___ Data for the task ___

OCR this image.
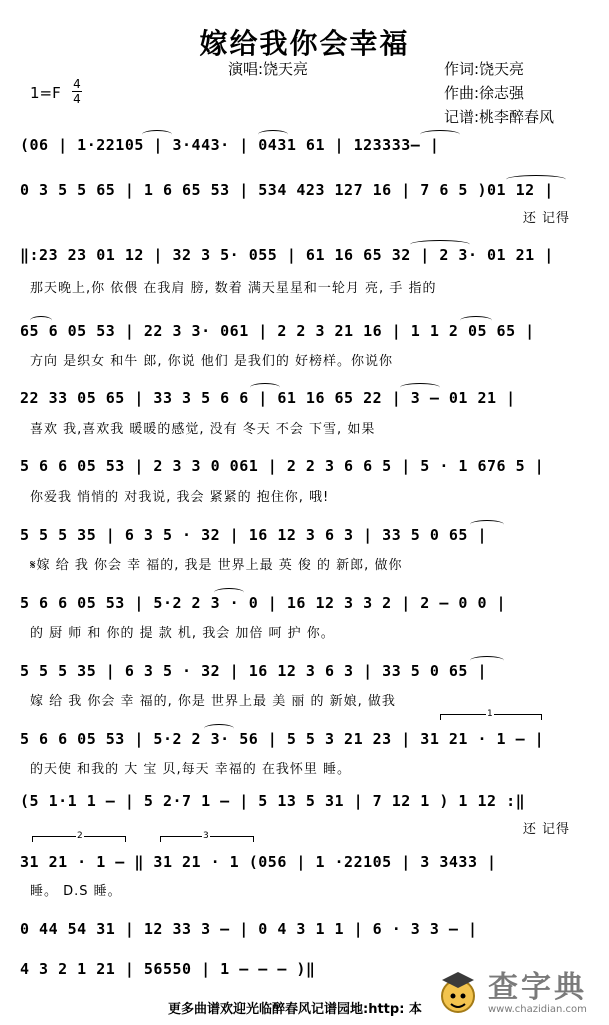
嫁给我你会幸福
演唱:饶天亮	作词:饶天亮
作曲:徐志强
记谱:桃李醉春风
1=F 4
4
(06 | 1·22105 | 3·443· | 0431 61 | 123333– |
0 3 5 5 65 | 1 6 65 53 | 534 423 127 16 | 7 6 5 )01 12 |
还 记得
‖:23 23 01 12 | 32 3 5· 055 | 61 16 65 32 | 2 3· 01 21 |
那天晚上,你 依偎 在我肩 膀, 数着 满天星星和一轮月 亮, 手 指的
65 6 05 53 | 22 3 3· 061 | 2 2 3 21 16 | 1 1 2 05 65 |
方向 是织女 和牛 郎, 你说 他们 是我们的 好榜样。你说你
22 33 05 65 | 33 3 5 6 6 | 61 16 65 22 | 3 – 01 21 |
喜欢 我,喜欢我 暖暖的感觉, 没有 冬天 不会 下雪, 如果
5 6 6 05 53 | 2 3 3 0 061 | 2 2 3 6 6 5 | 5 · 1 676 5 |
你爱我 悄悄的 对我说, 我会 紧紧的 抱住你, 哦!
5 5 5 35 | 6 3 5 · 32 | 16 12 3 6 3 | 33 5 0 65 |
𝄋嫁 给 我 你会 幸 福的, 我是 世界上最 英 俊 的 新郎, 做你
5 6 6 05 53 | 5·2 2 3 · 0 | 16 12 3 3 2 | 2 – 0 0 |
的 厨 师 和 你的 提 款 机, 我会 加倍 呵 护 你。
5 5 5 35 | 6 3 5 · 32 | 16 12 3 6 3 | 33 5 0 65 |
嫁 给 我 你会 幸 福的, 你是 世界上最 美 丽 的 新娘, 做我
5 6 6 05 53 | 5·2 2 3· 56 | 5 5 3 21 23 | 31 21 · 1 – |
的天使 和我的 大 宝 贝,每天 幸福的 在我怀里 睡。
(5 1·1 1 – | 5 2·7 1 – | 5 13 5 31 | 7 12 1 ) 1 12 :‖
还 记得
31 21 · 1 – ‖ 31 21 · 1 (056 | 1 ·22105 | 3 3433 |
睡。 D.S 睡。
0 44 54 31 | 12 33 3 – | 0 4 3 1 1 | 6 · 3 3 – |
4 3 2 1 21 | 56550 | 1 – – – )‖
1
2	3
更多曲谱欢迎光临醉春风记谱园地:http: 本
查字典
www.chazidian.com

___
___ Data for the task ___

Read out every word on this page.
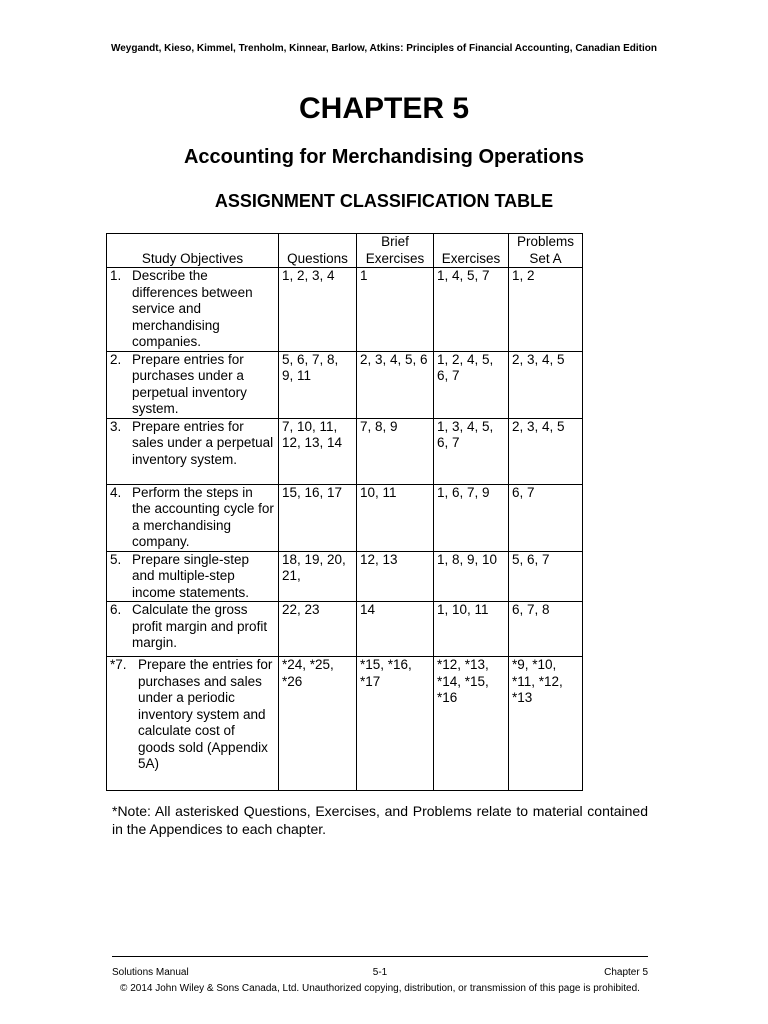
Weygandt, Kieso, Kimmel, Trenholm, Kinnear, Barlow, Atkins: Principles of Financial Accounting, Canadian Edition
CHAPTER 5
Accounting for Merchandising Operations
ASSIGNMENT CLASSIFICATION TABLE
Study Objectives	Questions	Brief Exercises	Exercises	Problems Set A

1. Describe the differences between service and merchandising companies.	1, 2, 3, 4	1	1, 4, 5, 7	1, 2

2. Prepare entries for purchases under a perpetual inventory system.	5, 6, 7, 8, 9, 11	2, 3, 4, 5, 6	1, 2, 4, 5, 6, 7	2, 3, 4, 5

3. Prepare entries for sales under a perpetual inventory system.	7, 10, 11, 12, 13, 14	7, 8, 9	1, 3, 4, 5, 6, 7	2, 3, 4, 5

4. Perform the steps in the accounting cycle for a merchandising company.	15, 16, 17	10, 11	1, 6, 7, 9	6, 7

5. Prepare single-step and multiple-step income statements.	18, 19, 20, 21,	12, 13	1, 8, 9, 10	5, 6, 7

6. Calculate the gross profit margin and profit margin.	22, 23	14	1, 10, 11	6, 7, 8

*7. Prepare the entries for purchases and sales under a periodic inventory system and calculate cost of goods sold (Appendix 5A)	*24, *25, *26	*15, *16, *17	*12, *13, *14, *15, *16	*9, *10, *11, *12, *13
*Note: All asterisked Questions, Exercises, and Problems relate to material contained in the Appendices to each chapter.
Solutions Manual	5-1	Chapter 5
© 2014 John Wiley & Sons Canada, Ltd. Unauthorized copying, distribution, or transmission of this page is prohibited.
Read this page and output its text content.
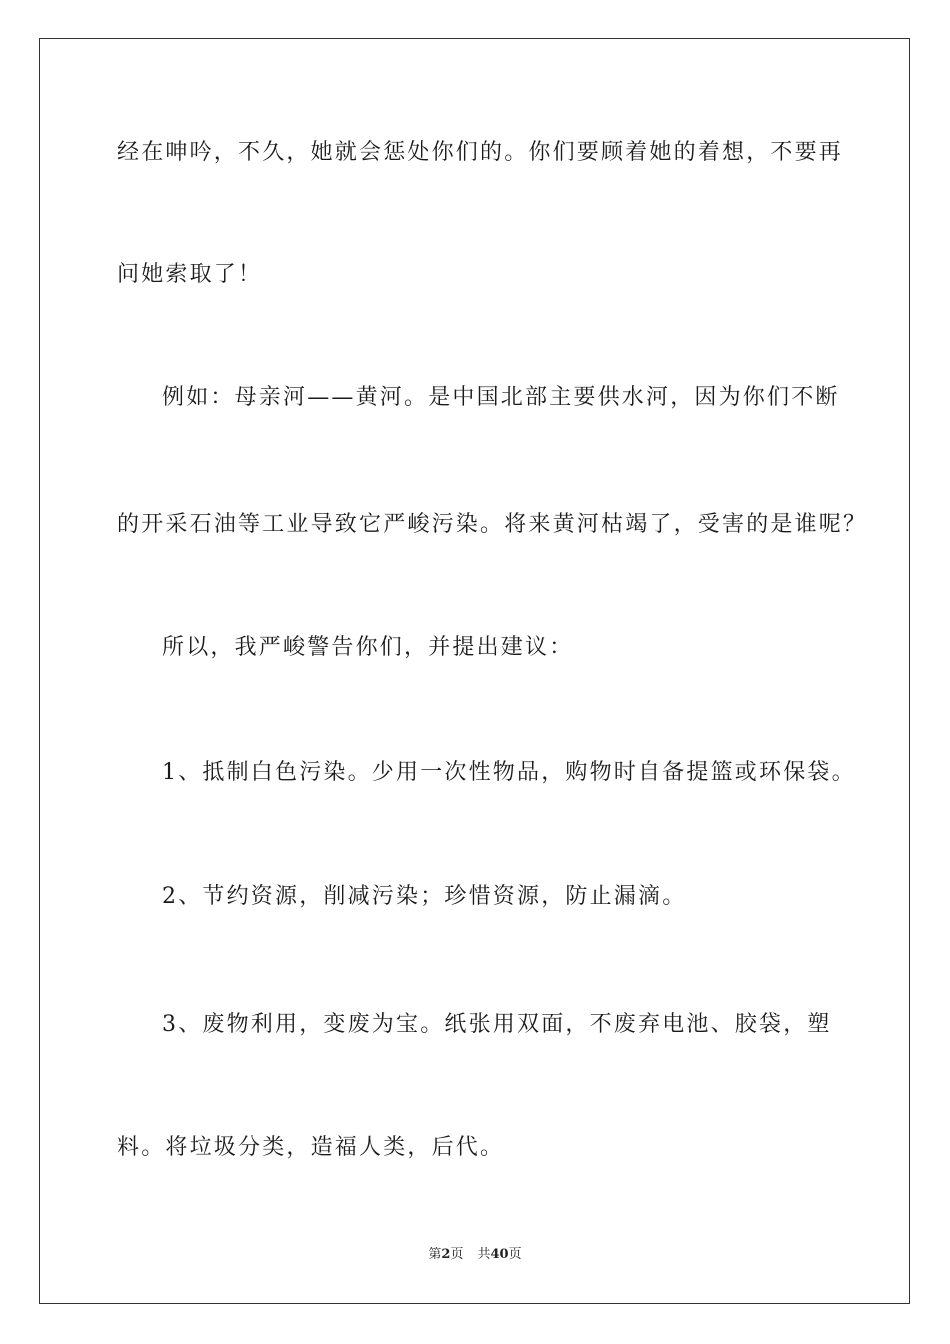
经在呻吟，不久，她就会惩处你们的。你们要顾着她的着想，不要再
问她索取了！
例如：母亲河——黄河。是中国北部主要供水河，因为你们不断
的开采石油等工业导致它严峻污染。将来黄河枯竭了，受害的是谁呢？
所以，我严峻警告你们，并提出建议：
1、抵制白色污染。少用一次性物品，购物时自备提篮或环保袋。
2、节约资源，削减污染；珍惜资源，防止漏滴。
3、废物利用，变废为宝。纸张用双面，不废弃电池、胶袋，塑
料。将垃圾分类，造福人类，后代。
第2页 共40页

___
___ Data for the task ___

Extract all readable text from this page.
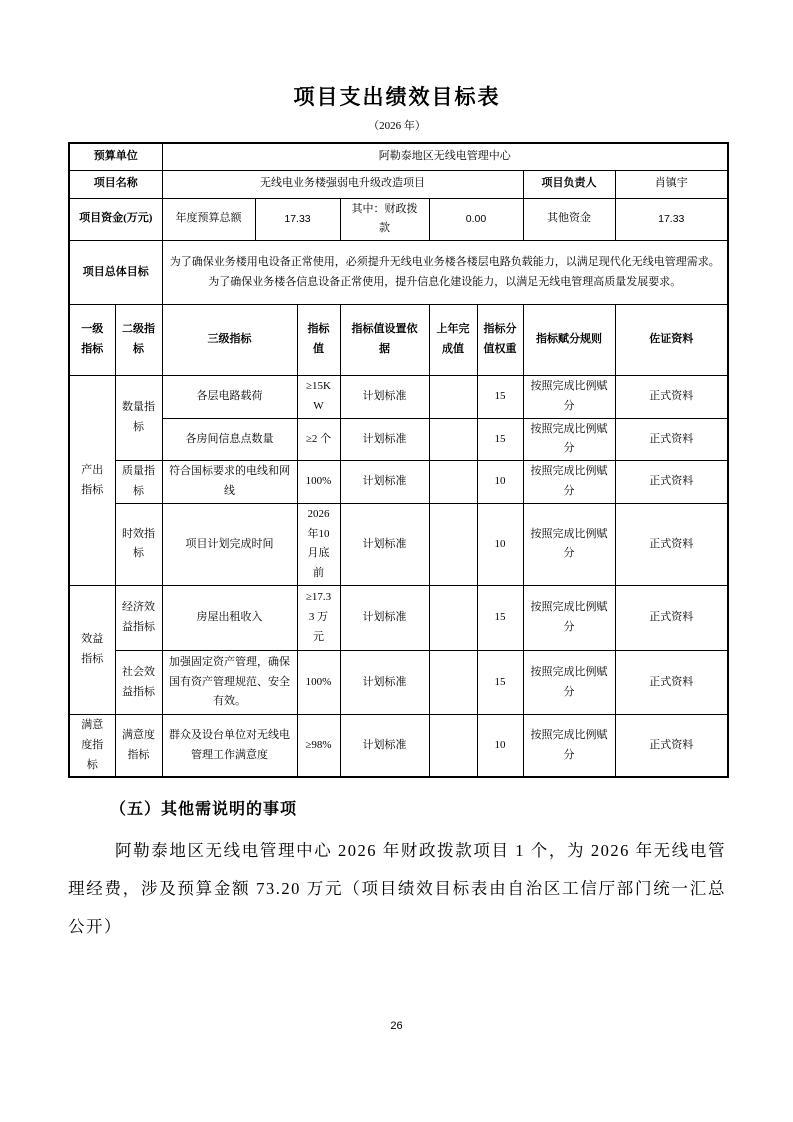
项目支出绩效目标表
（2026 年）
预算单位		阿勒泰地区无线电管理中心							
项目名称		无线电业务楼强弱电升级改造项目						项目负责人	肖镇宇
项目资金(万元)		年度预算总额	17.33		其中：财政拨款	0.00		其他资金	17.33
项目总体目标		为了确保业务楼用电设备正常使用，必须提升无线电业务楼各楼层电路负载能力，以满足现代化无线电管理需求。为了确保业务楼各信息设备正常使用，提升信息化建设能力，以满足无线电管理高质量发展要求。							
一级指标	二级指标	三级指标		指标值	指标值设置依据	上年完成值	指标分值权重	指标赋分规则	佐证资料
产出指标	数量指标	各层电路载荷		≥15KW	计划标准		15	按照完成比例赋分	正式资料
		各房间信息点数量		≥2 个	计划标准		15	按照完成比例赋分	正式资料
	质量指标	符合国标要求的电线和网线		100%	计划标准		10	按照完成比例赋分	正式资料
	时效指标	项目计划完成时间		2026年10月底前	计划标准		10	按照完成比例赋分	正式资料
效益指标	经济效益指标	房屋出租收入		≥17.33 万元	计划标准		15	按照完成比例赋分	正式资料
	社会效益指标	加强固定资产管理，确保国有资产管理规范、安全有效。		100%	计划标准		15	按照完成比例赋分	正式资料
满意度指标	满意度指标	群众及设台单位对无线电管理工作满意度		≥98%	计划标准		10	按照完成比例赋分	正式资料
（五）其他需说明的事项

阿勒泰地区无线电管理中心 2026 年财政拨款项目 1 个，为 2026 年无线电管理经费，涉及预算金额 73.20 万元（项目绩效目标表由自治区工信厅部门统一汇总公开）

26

___

**What to produce**. Copy out each line of the records that holds the string "计划标准".

**Result of this exercise**.
产出指标	数量指标	各层电路载荷		≥15KW	计划标准		15	按照完成比例赋分	正式资料
		各房间信息点数量		≥2 个	计划标准		15	按照完成比例赋分	正式资料
	质量指标	符合国标要求的电线和网线		100%	计划标准		10	按照完成比例赋分	正式资料
	时效指标	项目计划完成时间		2026年10月底前	计划标准		10	按照完成比例赋分	正式资料
效益指标	经济效益指标	房屋出租收入		≥17.33 万元	计划标准		15	按照完成比例赋分	正式资料
	社会效益指标	加强固定资产管理，确保国有资产管理规范、安全有效。		100%	计划标准		15	按照完成比例赋分	正式资料
满意度指标	满意度指标	群众及设台单位对无线电管理工作满意度		≥98%	计划标准		10	按照完成比例赋分	正式资料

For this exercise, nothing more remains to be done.